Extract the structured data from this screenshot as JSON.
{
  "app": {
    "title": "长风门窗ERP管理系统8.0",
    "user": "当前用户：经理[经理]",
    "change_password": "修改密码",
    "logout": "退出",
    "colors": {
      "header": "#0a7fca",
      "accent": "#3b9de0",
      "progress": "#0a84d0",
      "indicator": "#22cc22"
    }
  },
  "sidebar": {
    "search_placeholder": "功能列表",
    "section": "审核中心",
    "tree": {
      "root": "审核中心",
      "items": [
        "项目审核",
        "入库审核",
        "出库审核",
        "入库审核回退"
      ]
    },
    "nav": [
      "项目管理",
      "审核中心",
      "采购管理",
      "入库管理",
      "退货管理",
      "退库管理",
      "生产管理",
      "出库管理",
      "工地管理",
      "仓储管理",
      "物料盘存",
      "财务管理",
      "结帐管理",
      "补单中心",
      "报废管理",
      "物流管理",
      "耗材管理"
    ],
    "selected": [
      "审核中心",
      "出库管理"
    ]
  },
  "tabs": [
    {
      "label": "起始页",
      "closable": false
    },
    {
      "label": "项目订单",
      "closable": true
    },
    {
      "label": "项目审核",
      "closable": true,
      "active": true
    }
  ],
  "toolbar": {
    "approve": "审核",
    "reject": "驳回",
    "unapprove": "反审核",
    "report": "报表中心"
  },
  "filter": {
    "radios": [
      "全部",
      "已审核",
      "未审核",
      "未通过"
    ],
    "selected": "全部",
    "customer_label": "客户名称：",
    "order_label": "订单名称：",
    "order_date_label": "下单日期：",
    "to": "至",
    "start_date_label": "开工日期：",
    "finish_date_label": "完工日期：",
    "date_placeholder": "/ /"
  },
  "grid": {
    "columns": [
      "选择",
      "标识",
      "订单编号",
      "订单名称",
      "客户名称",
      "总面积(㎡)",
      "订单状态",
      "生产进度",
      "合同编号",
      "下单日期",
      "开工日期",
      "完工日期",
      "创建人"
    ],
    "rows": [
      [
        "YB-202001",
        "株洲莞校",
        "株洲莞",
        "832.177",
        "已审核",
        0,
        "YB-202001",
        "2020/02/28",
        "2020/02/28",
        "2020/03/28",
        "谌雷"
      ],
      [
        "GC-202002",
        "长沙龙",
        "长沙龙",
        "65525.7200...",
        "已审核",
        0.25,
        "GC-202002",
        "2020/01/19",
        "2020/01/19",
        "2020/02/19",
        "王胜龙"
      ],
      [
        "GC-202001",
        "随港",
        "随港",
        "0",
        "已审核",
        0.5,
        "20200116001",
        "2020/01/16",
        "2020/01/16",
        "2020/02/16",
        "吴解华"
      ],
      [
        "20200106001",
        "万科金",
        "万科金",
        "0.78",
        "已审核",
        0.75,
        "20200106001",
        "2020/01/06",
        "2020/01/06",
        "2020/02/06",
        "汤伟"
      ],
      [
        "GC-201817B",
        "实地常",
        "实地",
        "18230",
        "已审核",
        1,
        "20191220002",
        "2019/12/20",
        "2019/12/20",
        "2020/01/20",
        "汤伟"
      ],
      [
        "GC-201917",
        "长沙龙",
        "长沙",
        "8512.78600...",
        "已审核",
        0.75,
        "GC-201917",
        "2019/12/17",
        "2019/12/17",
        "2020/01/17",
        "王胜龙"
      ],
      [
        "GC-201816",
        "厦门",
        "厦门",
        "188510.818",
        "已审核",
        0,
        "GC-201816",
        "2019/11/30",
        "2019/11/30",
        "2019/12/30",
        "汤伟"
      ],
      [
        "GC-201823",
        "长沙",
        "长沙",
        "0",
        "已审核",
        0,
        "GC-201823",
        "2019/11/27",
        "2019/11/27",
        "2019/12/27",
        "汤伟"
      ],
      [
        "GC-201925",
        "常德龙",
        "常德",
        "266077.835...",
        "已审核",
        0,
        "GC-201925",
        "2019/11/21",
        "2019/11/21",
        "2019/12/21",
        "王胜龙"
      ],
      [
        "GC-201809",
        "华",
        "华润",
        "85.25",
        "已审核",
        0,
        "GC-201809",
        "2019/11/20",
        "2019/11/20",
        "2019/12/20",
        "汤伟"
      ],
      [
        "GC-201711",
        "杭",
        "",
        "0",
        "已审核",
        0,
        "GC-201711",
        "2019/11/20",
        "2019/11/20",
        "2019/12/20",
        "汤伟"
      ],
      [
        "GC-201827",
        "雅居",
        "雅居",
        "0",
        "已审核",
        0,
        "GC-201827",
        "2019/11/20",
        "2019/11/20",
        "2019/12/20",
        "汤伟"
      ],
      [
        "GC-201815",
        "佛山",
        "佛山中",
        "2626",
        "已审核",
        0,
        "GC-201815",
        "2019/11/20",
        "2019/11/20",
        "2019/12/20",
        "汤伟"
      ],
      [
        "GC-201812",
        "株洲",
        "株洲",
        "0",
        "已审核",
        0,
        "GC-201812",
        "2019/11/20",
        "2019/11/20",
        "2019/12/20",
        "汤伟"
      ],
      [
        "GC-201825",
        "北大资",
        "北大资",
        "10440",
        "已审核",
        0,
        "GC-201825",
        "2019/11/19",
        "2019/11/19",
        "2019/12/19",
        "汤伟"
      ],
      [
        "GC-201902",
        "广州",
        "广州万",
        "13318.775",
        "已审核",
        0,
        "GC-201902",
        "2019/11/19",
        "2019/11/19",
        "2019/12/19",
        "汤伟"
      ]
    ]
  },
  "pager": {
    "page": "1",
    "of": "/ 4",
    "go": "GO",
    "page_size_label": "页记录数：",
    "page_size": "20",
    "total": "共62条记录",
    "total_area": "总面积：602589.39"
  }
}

* [What this task involves]: Exactly reproduce all of the entries.

* [Answer in full]:
Extract the structured data from this screenshot as JSON.
{
  "app": {
    "title": "长风门窗ERP管理系统8.0",
    "user": "当前用户：经理[经理]",
    "change_password": "修改密码",
    "logout": "退出",
    "colors": {
      "header": "#0a7fca",
      "accent": "#3b9de0",
      "progress": "#0a84d0",
      "indicator": "#22cc22"
    }
  },
  "sidebar": {
    "search_placeholder": "功能列表",
    "section": "审核中心",
    "tree": {
      "root": "审核中心",
      "items": [
        "项目审核",
        "入库审核",
        "出库审核",
        "入库审核回退"
      ]
    },
    "nav": [
      "项目管理",
      "审核中心",
      "采购管理",
      "入库管理",
      "退货管理",
      "退库管理",
      "生产管理",
      "出库管理",
      "工地管理",
      "仓储管理",
      "物料盘存",
      "财务管理",
      "结帐管理",
      "补单中心",
      "报废管理",
      "物流管理",
      "耗材管理"
    ],
    "selected": [
      "审核中心",
      "出库管理"
    ]
  },
  "tabs": [
    {
      "label": "起始页",
      "closable": false
    },
    {
      "label": "项目订单",
      "closable": true
    },
    {
      "label": "项目审核",
      "closable": true,
      "active": true
    }
  ],
  "toolbar": {
    "approve": "审核",
    "reject": "驳回",
    "unapprove": "反审核",
    "report": "报表中心"
  },
  "filter": {
    "radios": [
      "全部",
      "已审核",
      "未审核",
      "未通过"
    ],
    "selected": "全部",
    "customer_label": "客户名称：",
    "order_label": "订单名称：",
    "order_date_label": "下单日期：",
    "to": "至",
    "start_date_label": "开工日期：",
    "finish_date_label": "完工日期：",
    "date_placeholder": "/ /"
  },
  "grid": {
    "columns": [
      "选择",
      "标识",
      "订单编号",
      "订单名称",
      "客户名称",
      "总面积(㎡)",
      "订单状态",
      "生产进度",
      "合同编号",
      "下单日期",
      "开工日期",
      "完工日期",
      "创建人"
    ],
    "rows": [
      [
        "YB-202001",
        "株洲莞校",
        "株洲莞",
        "832.177",
        "已审核",
        0,
        "YB-202001",
        "2020/02/28",
        "2020/02/28",
        "2020/03/28",
        "谌雷"
      ],
      [
        "GC-202002",
        "长沙龙",
        "长沙龙",
        "65525.7200...",
        "已审核",
        0.25,
        "GC-202002",
        "2020/01/19",
        "2020/01/19",
        "2020/02/19",
        "王胜龙"
      ],
      [
        "GC-202001",
        "随港",
        "随港",
        "0",
        "已审核",
        0.5,
        "20200116001",
        "2020/01/16",
        "2020/01/16",
        "2020/02/16",
        "吴解华"
      ],
      [
        "20200106001",
        "万科金",
        "万科金",
        "0.78",
        "已审核",
        0.75,
        "20200106001",
        "2020/01/06",
        "2020/01/06",
        "2020/02/06",
        "汤伟"
      ],
      [
        "GC-201817B",
        "实地常",
        "实地",
        "18230",
        "已审核",
        1,
        "20191220002",
        "2019/12/20",
        "2019/12/20",
        "2020/01/20",
        "汤伟"
      ],
      [
        "GC-201917",
        "长沙龙",
        "长沙",
        "8512.78600...",
        "已审核",
        0.75,
        "GC-201917",
        "2019/12/17",
        "2019/12/17",
        "2020/01/17",
        "王胜龙"
      ],
      [
        "GC-201816",
        "厦门",
        "厦门",
        "188510.818",
        "已审核",
        0,
        "GC-201816",
        "2019/11/30",
        "2019/11/30",
        "2019/12/30",
        "汤伟"
      ],
      [
        "GC-201823",
        "长沙",
        "长沙",
        "0",
        "已审核",
        0,
        "GC-201823",
        "2019/11/27",
        "2019/11/27",
        "2019/12/27",
        "汤伟"
      ],
      [
        "GC-201925",
        "常德龙",
        "常德",
        "266077.835...",
        "已审核",
        0,
        "GC-201925",
        "2019/11/21",
        "2019/11/21",
        "2019/12/21",
        "王胜龙"
      ],
      [
        "GC-201809",
        "华",
        "华润",
        "85.25",
        "已审核",
        0,
        "GC-201809",
        "2019/11/20",
        "2019/11/20",
        "2019/12/20",
        "汤伟"
      ],
      [
        "GC-201711",
        "杭",
        "",
        "0",
        "已审核",
        0,
        "GC-201711",
        "2019/11/20",
        "2019/11/20",
        "2019/12/20",
        "汤伟"
      ],
      [
        "GC-201827",
        "雅居",
        "雅居",
        "0",
        "已审核",
        0,
        "GC-201827",
        "2019/11/20",
        "2019/11/20",
        "2019/12/20",
        "汤伟"
      ],
      [
        "GC-201815",
        "佛山",
        "佛山中",
        "2626",
        "已审核",
        0,
        "GC-201815",
        "2019/11/20",
        "2019/11/20",
        "2019/12/20",
        "汤伟"
      ],
      [
        "GC-201812",
        "株洲",
        "株洲",
        "0",
        "已审核",
        0,
        "GC-201812",
        "2019/11/20",
        "2019/11/20",
        "2019/12/20",
        "汤伟"
      ],
      [
        "GC-201825",
        "北大资",
        "北大资",
        "10440",
        "已审核",
        0,
        "GC-201825",
        "2019/11/19",
        "2019/11/19",
        "2019/12/19",
        "汤伟"
      ],
      [
        "GC-201902",
        "广州",
        "广州万",
        "13318.775",
        "已审核",
        0,
        "GC-201902",
        "2019/11/19",
        "2019/11/19",
        "2019/12/19",
        "汤伟"
      ]
    ]
  },
  "pager": {
    "page": "1",
    "of": "/ 4",
    "go": "GO",
    "page_size_label": "页记录数：",
    "page_size": "20",
    "total": "共62条记录",
    "total_area": "总面积：602589.39"
  }
}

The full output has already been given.